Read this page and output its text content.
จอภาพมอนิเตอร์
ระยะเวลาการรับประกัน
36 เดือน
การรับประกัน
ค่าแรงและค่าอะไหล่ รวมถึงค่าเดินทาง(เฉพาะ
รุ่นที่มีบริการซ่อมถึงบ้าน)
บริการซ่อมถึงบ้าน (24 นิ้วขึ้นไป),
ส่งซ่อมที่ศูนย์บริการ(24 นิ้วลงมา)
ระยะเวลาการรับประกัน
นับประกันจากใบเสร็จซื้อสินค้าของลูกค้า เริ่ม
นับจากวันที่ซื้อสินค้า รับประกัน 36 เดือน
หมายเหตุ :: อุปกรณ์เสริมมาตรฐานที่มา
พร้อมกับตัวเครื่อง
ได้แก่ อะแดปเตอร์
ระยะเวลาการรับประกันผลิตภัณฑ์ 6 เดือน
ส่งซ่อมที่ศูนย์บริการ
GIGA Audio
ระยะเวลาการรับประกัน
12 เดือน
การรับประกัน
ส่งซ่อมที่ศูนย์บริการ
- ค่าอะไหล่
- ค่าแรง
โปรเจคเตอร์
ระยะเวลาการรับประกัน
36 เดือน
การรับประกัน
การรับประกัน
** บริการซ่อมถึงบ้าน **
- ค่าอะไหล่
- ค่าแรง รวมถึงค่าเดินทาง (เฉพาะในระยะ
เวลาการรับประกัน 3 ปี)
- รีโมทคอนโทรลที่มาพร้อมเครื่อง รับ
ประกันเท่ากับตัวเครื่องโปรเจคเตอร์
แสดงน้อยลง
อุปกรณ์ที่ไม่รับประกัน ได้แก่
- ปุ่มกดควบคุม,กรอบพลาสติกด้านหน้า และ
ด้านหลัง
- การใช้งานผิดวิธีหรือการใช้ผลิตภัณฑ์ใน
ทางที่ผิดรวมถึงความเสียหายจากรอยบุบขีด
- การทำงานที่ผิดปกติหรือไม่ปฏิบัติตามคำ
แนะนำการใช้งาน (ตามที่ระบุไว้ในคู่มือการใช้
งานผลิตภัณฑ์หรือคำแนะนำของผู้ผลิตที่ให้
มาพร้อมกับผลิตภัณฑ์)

- [Set task]:
Write out the listing once more, matching it exactly.

- [Exercise answer]:
Read this page and output its text content.
จอภาพมอนิเตอร์
ระยะเวลาการรับประกัน
36 เดือน
การรับประกัน
ค่าแรงและค่าอะไหล่ รวมถึงค่าเดินทาง(เฉพาะ
รุ่นที่มีบริการซ่อมถึงบ้าน)
บริการซ่อมถึงบ้าน (24 นิ้วขึ้นไป),
ส่งซ่อมที่ศูนย์บริการ(24 นิ้วลงมา)
ระยะเวลาการรับประกัน
นับประกันจากใบเสร็จซื้อสินค้าของลูกค้า เริ่ม
นับจากวันที่ซื้อสินค้า รับประกัน 36 เดือน
หมายเหตุ :: อุปกรณ์เสริมมาตรฐานที่มา
พร้อมกับตัวเครื่อง
ได้แก่ อะแดปเตอร์
ระยะเวลาการรับประกันผลิตภัณฑ์ 6 เดือน
ส่งซ่อมที่ศูนย์บริการ
GIGA Audio
ระยะเวลาการรับประกัน
12 เดือน
การรับประกัน
ส่งซ่อมที่ศูนย์บริการ
- ค่าอะไหล่
- ค่าแรง
โปรเจคเตอร์
ระยะเวลาการรับประกัน
36 เดือน
การรับประกัน
การรับประกัน
** บริการซ่อมถึงบ้าน **
- ค่าอะไหล่
- ค่าแรง รวมถึงค่าเดินทาง (เฉพาะในระยะ
เวลาการรับประกัน 3 ปี)
- รีโมทคอนโทรลที่มาพร้อมเครื่อง รับ
ประกันเท่ากับตัวเครื่องโปรเจคเตอร์
แสดงน้อยลง
อุปกรณ์ที่ไม่รับประกัน ได้แก่
- ปุ่มกดควบคุม,กรอบพลาสติกด้านหน้า และ
ด้านหลัง
- การใช้งานผิดวิธีหรือการใช้ผลิตภัณฑ์ใน
ทางที่ผิดรวมถึงความเสียหายจากรอยบุบขีด
- การทำงานที่ผิดปกติหรือไม่ปฏิบัติตามคำ
แนะนำการใช้งาน (ตามที่ระบุไว้ในคู่มือการใช้
งานผลิตภัณฑ์หรือคำแนะนำของผู้ผลิตที่ให้
มาพร้อมกับผลิตภัณฑ์)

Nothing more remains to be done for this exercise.